** start of RECORD SET **

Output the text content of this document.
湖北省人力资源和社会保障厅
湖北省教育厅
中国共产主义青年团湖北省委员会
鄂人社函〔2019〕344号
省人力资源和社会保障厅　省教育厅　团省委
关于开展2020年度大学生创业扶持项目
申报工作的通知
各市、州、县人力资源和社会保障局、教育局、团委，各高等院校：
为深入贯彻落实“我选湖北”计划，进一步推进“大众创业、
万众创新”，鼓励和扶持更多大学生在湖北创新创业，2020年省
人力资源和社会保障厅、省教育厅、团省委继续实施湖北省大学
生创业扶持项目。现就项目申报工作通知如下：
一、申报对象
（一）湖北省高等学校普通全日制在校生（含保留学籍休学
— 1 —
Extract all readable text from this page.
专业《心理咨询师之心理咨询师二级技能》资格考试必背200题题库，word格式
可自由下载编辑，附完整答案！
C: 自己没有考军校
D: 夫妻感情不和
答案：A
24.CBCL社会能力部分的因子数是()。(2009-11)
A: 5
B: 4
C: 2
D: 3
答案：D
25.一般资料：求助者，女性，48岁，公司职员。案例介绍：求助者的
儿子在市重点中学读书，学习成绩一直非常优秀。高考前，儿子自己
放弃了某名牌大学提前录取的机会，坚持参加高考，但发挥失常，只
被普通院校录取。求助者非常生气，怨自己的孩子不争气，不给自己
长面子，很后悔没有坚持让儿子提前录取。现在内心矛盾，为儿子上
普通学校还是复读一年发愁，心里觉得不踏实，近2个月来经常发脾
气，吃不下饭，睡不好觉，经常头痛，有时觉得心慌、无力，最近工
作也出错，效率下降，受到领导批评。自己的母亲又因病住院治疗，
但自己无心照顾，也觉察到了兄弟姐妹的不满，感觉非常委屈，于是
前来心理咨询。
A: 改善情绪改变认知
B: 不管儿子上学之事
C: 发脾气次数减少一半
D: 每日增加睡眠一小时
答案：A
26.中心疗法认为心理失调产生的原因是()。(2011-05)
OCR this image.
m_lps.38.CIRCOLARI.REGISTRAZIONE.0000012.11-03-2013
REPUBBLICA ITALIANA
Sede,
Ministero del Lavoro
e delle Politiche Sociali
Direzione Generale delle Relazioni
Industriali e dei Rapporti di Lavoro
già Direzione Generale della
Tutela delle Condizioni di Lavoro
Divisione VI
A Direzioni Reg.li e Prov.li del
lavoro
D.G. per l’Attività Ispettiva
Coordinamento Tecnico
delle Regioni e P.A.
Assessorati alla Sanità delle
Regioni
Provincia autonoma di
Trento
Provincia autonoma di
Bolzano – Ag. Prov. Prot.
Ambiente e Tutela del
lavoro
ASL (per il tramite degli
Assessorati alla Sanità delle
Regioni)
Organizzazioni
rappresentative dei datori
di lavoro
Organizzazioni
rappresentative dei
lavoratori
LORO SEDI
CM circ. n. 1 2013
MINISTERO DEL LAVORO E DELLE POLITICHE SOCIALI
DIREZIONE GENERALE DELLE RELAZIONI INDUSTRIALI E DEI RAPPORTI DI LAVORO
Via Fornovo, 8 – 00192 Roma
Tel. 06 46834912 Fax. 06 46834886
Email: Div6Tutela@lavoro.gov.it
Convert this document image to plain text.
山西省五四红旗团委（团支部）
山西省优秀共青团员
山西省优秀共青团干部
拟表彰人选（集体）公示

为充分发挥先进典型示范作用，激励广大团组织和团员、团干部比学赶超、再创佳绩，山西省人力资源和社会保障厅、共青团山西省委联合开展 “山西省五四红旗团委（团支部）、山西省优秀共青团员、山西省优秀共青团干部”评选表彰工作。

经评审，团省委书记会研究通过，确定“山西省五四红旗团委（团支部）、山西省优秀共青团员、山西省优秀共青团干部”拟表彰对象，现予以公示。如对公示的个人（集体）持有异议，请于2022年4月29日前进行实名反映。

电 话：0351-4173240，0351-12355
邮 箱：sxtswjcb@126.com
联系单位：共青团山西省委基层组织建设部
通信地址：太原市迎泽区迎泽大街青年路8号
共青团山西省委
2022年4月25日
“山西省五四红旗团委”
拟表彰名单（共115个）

** end of RECORD SET **

== WHAT YOU SHOULD DO ==
Your task is to retype all of the records exactly.

== THE SOLUTION ==
Output the text content of this document.
湖北省人力资源和社会保障厅
湖北省教育厅
中国共产主义青年团湖北省委员会
鄂人社函〔2019〕344号
省人力资源和社会保障厅　省教育厅　团省委
关于开展2020年度大学生创业扶持项目
申报工作的通知
各市、州、县人力资源和社会保障局、教育局、团委，各高等院校：
为深入贯彻落实“我选湖北”计划，进一步推进“大众创业、
万众创新”，鼓励和扶持更多大学生在湖北创新创业，2020年省
人力资源和社会保障厅、省教育厅、团省委继续实施湖北省大学
生创业扶持项目。现就项目申报工作通知如下：
一、申报对象
（一）湖北省高等学校普通全日制在校生（含保留学籍休学
— 1 —
Extract all readable text from this page.
专业《心理咨询师之心理咨询师二级技能》资格考试必背200题题库，word格式
可自由下载编辑，附完整答案！
C: 自己没有考军校
D: 夫妻感情不和
答案：A
24.CBCL社会能力部分的因子数是()。(2009-11)
A: 5
B: 4
C: 2
D: 3
答案：D
25.一般资料：求助者，女性，48岁，公司职员。案例介绍：求助者的
儿子在市重点中学读书，学习成绩一直非常优秀。高考前，儿子自己
放弃了某名牌大学提前录取的机会，坚持参加高考，但发挥失常，只
被普通院校录取。求助者非常生气，怨自己的孩子不争气，不给自己
长面子，很后悔没有坚持让儿子提前录取。现在内心矛盾，为儿子上
普通学校还是复读一年发愁，心里觉得不踏实，近2个月来经常发脾
气，吃不下饭，睡不好觉，经常头痛，有时觉得心慌、无力，最近工
作也出错，效率下降，受到领导批评。自己的母亲又因病住院治疗，
但自己无心照顾，也觉察到了兄弟姐妹的不满，感觉非常委屈，于是
前来心理咨询。
A: 改善情绪改变认知
B: 不管儿子上学之事
C: 发脾气次数减少一半
D: 每日增加睡眠一小时
答案：A
26.中心疗法认为心理失调产生的原因是()。(2011-05)
OCR this image.
m_lps.38.CIRCOLARI.REGISTRAZIONE.0000012.11-03-2013
REPUBBLICA ITALIANA
Sede,
Ministero del Lavoro
e delle Politiche Sociali
Direzione Generale delle Relazioni
Industriali e dei Rapporti di Lavoro
già Direzione Generale della
Tutela delle Condizioni di Lavoro
Divisione VI
A Direzioni Reg.li e Prov.li del
lavoro
D.G. per l’Attività Ispettiva
Coordinamento Tecnico
delle Regioni e P.A.
Assessorati alla Sanità delle
Regioni
Provincia autonoma di
Trento
Provincia autonoma di
Bolzano – Ag. Prov. Prot.
Ambiente e Tutela del
lavoro
ASL (per il tramite degli
Assessorati alla Sanità delle
Regioni)
Organizzazioni
rappresentative dei datori
di lavoro
Organizzazioni
rappresentative dei
lavoratori
LORO SEDI
CM circ. n. 1 2013
MINISTERO DEL LAVORO E DELLE POLITICHE SOCIALI
DIREZIONE GENERALE DELLE RELAZIONI INDUSTRIALI E DEI RAPPORTI DI LAVORO
Via Fornovo, 8 – 00192 Roma
Tel. 06 46834912 Fax. 06 46834886
Email: Div6Tutela@lavoro.gov.it
Convert this document image to plain text.
山西省五四红旗团委（团支部）
山西省优秀共青团员
山西省优秀共青团干部
拟表彰人选（集体）公示

为充分发挥先进典型示范作用，激励广大团组织和团员、团干部比学赶超、再创佳绩，山西省人力资源和社会保障厅、共青团山西省委联合开展 “山西省五四红旗团委（团支部）、山西省优秀共青团员、山西省优秀共青团干部”评选表彰工作。

经评审，团省委书记会研究通过，确定“山西省五四红旗团委（团支部）、山西省优秀共青团员、山西省优秀共青团干部”拟表彰对象，现予以公示。如对公示的个人（集体）持有异议，请于2022年4月29日前进行实名反映。

电 话：0351-4173240，0351-12355
邮 箱：sxtswjcb@126.com
联系单位：共青团山西省委基层组织建设部
通信地址：太原市迎泽区迎泽大街青年路8号
共青团山西省委
2022年4月25日
“山西省五四红旗团委”
拟表彰名单（共115个）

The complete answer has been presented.